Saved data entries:
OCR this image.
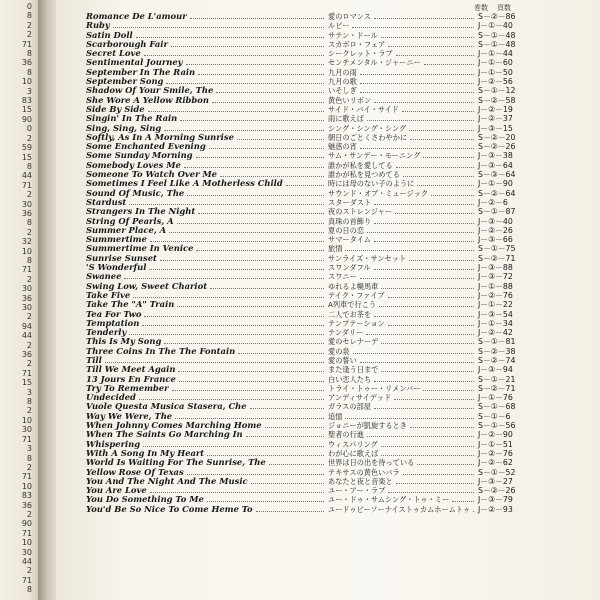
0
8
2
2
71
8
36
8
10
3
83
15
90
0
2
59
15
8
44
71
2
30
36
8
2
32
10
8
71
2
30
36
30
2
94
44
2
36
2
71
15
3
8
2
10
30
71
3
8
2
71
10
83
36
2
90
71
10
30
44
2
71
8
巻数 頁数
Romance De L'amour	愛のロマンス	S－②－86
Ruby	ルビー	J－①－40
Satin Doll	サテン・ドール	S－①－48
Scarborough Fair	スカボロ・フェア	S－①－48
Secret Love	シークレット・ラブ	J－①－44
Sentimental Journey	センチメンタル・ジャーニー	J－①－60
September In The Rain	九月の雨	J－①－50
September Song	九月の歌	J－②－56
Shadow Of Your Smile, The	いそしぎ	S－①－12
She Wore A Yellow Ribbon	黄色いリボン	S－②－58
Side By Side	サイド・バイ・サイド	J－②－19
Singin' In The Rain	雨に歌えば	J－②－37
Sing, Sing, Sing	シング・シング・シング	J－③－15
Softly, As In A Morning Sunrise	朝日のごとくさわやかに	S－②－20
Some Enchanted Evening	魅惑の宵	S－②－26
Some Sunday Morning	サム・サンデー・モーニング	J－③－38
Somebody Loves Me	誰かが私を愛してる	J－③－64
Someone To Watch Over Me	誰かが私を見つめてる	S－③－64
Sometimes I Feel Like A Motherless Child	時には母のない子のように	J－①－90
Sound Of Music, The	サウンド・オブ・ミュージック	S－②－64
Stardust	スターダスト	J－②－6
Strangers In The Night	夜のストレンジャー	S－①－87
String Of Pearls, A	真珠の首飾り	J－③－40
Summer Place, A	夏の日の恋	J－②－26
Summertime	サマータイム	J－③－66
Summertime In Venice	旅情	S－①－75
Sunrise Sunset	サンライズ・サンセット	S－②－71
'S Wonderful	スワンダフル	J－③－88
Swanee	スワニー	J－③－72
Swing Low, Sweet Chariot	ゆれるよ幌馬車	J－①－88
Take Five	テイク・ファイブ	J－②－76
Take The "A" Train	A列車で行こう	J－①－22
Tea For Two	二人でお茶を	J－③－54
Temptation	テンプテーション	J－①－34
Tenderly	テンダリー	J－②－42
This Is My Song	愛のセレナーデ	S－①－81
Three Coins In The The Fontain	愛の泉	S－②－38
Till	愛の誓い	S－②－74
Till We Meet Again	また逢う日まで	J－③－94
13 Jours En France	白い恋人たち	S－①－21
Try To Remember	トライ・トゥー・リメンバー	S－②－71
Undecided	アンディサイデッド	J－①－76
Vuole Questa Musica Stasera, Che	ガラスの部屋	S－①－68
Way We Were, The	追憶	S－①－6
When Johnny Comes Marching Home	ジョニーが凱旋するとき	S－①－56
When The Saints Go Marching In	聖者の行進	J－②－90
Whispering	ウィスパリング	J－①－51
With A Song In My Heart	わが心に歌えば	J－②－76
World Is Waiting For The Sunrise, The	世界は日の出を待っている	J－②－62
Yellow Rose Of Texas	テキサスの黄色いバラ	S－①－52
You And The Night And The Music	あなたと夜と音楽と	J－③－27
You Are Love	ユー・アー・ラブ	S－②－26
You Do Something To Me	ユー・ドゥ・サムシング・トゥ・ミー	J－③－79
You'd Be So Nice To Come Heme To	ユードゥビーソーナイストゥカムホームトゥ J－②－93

=== Exercise description ===
Copy all lines from the listing that contain "Marching".

=== Response to this task ===
When Johnny Comes Marching Home	ジョニーが凱旋するとき	S－①－56
When The Saints Go Marching In	聖者の行進	J－②－90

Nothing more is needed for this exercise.